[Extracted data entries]
:::

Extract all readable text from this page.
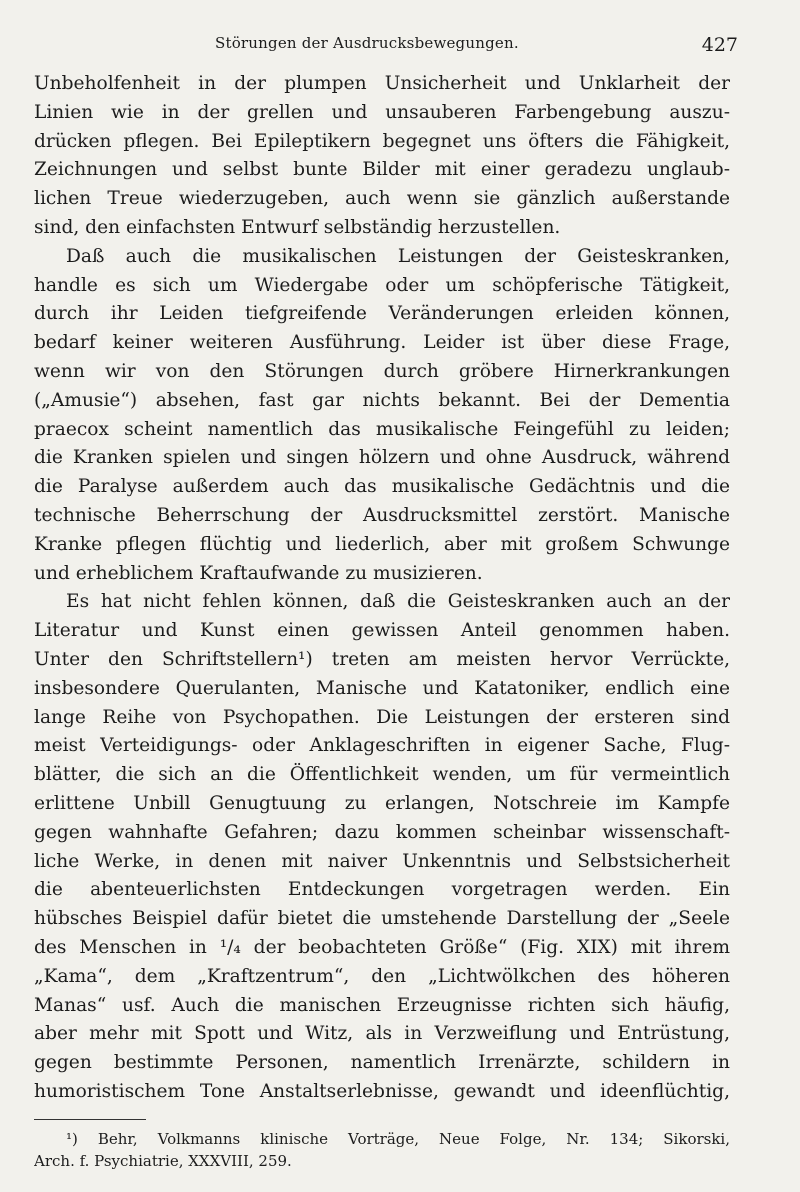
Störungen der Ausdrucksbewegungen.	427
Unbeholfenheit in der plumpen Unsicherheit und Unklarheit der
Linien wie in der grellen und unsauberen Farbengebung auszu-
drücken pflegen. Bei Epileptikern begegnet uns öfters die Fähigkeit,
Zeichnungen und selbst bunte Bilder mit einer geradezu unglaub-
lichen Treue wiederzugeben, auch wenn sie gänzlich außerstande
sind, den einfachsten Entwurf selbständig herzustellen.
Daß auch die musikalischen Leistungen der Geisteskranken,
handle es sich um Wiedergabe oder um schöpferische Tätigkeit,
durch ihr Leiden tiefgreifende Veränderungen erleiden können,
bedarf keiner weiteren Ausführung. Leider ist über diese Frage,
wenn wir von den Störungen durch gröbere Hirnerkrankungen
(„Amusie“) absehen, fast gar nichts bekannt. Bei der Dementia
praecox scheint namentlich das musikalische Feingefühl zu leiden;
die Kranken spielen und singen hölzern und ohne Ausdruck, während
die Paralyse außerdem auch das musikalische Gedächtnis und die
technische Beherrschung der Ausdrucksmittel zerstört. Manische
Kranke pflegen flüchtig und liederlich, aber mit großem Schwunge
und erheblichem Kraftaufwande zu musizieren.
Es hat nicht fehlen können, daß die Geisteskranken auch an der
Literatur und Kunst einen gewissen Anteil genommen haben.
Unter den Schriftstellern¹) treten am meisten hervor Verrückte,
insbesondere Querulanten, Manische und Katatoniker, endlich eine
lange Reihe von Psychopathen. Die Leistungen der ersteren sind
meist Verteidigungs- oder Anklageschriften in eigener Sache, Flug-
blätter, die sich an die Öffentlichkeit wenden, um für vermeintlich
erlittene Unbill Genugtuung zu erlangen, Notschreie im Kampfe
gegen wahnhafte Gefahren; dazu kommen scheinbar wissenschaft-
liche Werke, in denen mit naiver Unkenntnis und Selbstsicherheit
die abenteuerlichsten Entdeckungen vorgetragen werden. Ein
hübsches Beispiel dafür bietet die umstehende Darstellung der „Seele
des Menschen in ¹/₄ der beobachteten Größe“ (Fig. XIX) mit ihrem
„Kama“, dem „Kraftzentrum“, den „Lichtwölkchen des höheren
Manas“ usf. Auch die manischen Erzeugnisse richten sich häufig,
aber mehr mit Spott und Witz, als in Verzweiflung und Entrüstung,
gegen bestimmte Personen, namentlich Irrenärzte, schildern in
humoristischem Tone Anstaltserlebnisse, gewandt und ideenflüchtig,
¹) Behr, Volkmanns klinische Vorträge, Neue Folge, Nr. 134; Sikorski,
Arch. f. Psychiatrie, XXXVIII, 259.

:::

• The problem:
Where a record above holds a picture, drop the picture and print the rest exactly.

• Answer box:
Extract all readable text from this page.
Störungen der Ausdrucksbewegungen.	427
Unbeholfenheit in der plumpen Unsicherheit und Unklarheit der
Linien wie in der grellen und unsauberen Farbengebung auszu-
drücken pflegen. Bei Epileptikern begegnet uns öfters die Fähigkeit,
Zeichnungen und selbst bunte Bilder mit einer geradezu unglaub-
lichen Treue wiederzugeben, auch wenn sie gänzlich außerstande
sind, den einfachsten Entwurf selbständig herzustellen.
Daß auch die musikalischen Leistungen der Geisteskranken,
handle es sich um Wiedergabe oder um schöpferische Tätigkeit,
durch ihr Leiden tiefgreifende Veränderungen erleiden können,
bedarf keiner weiteren Ausführung. Leider ist über diese Frage,
wenn wir von den Störungen durch gröbere Hirnerkrankungen
(„Amusie“) absehen, fast gar nichts bekannt. Bei der Dementia
praecox scheint namentlich das musikalische Feingefühl zu leiden;
die Kranken spielen und singen hölzern und ohne Ausdruck, während
die Paralyse außerdem auch das musikalische Gedächtnis und die
technische Beherrschung der Ausdrucksmittel zerstört. Manische
Kranke pflegen flüchtig und liederlich, aber mit großem Schwunge
und erheblichem Kraftaufwande zu musizieren.
Es hat nicht fehlen können, daß die Geisteskranken auch an der
Literatur und Kunst einen gewissen Anteil genommen haben.
Unter den Schriftstellern¹) treten am meisten hervor Verrückte,
insbesondere Querulanten, Manische und Katatoniker, endlich eine
lange Reihe von Psychopathen. Die Leistungen der ersteren sind
meist Verteidigungs- oder Anklageschriften in eigener Sache, Flug-
blätter, die sich an die Öffentlichkeit wenden, um für vermeintlich
erlittene Unbill Genugtuung zu erlangen, Notschreie im Kampfe
gegen wahnhafte Gefahren; dazu kommen scheinbar wissenschaft-
liche Werke, in denen mit naiver Unkenntnis und Selbstsicherheit
die abenteuerlichsten Entdeckungen vorgetragen werden. Ein
hübsches Beispiel dafür bietet die umstehende Darstellung der „Seele
des Menschen in ¹/₄ der beobachteten Größe“ (Fig. XIX) mit ihrem
„Kama“, dem „Kraftzentrum“, den „Lichtwölkchen des höheren
Manas“ usf. Auch die manischen Erzeugnisse richten sich häufig,
aber mehr mit Spott und Witz, als in Verzweiflung und Entrüstung,
gegen bestimmte Personen, namentlich Irrenärzte, schildern in
humoristischem Tone Anstaltserlebnisse, gewandt und ideenflüchtig,
¹) Behr, Volkmanns klinische Vorträge, Neue Folge, Nr. 134; Sikorski,
Arch. f. Psychiatrie, XXXVIII, 259.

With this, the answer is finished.